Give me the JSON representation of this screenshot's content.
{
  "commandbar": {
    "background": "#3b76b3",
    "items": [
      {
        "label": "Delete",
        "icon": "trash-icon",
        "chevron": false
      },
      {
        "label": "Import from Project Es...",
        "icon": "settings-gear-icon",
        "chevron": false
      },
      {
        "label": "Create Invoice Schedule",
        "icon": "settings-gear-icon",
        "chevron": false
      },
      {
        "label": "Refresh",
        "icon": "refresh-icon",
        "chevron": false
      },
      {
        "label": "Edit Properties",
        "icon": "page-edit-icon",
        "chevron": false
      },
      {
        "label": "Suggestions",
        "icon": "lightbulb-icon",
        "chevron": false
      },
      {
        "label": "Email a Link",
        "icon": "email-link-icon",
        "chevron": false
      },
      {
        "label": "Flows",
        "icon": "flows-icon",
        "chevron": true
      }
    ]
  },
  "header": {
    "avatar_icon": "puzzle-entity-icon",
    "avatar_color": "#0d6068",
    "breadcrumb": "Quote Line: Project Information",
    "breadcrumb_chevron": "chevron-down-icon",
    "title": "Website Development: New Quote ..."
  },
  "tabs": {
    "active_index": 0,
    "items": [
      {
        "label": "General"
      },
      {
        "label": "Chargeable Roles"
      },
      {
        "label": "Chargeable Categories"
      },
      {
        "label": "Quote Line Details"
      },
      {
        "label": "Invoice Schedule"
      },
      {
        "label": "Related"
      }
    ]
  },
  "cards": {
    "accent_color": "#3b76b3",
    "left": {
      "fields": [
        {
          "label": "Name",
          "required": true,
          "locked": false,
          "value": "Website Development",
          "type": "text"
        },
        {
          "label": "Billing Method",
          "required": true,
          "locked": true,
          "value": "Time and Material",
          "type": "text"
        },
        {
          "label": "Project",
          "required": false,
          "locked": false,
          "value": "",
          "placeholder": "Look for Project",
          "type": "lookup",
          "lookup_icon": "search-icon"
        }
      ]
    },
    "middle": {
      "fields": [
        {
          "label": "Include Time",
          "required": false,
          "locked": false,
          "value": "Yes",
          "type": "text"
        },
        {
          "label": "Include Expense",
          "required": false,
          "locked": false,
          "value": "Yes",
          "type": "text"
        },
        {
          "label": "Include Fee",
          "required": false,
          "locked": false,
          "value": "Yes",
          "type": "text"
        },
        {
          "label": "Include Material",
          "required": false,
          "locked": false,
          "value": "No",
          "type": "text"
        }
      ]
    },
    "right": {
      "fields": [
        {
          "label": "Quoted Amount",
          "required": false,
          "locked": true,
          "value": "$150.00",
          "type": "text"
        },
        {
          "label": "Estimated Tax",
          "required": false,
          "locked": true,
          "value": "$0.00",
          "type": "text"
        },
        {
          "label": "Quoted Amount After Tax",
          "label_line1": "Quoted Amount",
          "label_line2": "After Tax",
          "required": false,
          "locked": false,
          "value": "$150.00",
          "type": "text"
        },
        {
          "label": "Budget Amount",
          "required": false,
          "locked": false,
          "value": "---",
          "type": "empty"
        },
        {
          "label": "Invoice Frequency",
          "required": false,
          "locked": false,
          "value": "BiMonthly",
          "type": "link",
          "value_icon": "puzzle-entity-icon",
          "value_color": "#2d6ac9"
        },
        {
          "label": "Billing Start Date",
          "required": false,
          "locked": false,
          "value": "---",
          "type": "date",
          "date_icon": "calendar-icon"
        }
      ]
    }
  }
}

§ §

Work to be completed>
Each line of the material should be echoed exactly.

Final result>
Give me the JSON representation of this screenshot's content.
{
  "commandbar": {
    "background": "#3b76b3",
    "items": [
      {
        "label": "Delete",
        "icon": "trash-icon",
        "chevron": false
      },
      {
        "label": "Import from Project Es...",
        "icon": "settings-gear-icon",
        "chevron": false
      },
      {
        "label": "Create Invoice Schedule",
        "icon": "settings-gear-icon",
        "chevron": false
      },
      {
        "label": "Refresh",
        "icon": "refresh-icon",
        "chevron": false
      },
      {
        "label": "Edit Properties",
        "icon": "page-edit-icon",
        "chevron": false
      },
      {
        "label": "Suggestions",
        "icon": "lightbulb-icon",
        "chevron": false
      },
      {
        "label": "Email a Link",
        "icon": "email-link-icon",
        "chevron": false
      },
      {
        "label": "Flows",
        "icon": "flows-icon",
        "chevron": true
      }
    ]
  },
  "header": {
    "avatar_icon": "puzzle-entity-icon",
    "avatar_color": "#0d6068",
    "breadcrumb": "Quote Line: Project Information",
    "breadcrumb_chevron": "chevron-down-icon",
    "title": "Website Development: New Quote ..."
  },
  "tabs": {
    "active_index": 0,
    "items": [
      {
        "label": "General"
      },
      {
        "label": "Chargeable Roles"
      },
      {
        "label": "Chargeable Categories"
      },
      {
        "label": "Quote Line Details"
      },
      {
        "label": "Invoice Schedule"
      },
      {
        "label": "Related"
      }
    ]
  },
  "cards": {
    "accent_color": "#3b76b3",
    "left": {
      "fields": [
        {
          "label": "Name",
          "required": true,
          "locked": false,
          "value": "Website Development",
          "type": "text"
        },
        {
          "label": "Billing Method",
          "required": true,
          "locked": true,
          "value": "Time and Material",
          "type": "text"
        },
        {
          "label": "Project",
          "required": false,
          "locked": false,
          "value": "",
          "placeholder": "Look for Project",
          "type": "lookup",
          "lookup_icon": "search-icon"
        }
      ]
    },
    "middle": {
      "fields": [
        {
          "label": "Include Time",
          "required": false,
          "locked": false,
          "value": "Yes",
          "type": "text"
        },
        {
          "label": "Include Expense",
          "required": false,
          "locked": false,
          "value": "Yes",
          "type": "text"
        },
        {
          "label": "Include Fee",
          "required": false,
          "locked": false,
          "value": "Yes",
          "type": "text"
        },
        {
          "label": "Include Material",
          "required": false,
          "locked": false,
          "value": "No",
          "type": "text"
        }
      ]
    },
    "right": {
      "fields": [
        {
          "label": "Quoted Amount",
          "required": false,
          "locked": true,
          "value": "$150.00",
          "type": "text"
        },
        {
          "label": "Estimated Tax",
          "required": false,
          "locked": true,
          "value": "$0.00",
          "type": "text"
        },
        {
          "label": "Quoted Amount After Tax",
          "label_line1": "Quoted Amount",
          "label_line2": "After Tax",
          "required": false,
          "locked": false,
          "value": "$150.00",
          "type": "text"
        },
        {
          "label": "Budget Amount",
          "required": false,
          "locked": false,
          "value": "---",
          "type": "empty"
        },
        {
          "label": "Invoice Frequency",
          "required": false,
          "locked": false,
          "value": "BiMonthly",
          "type": "link",
          "value_icon": "puzzle-entity-icon",
          "value_color": "#2d6ac9"
        },
        {
          "label": "Billing Start Date",
          "required": false,
          "locked": false,
          "value": "---",
          "type": "date",
          "date_icon": "calendar-icon"
        }
      ]
    }
  }
}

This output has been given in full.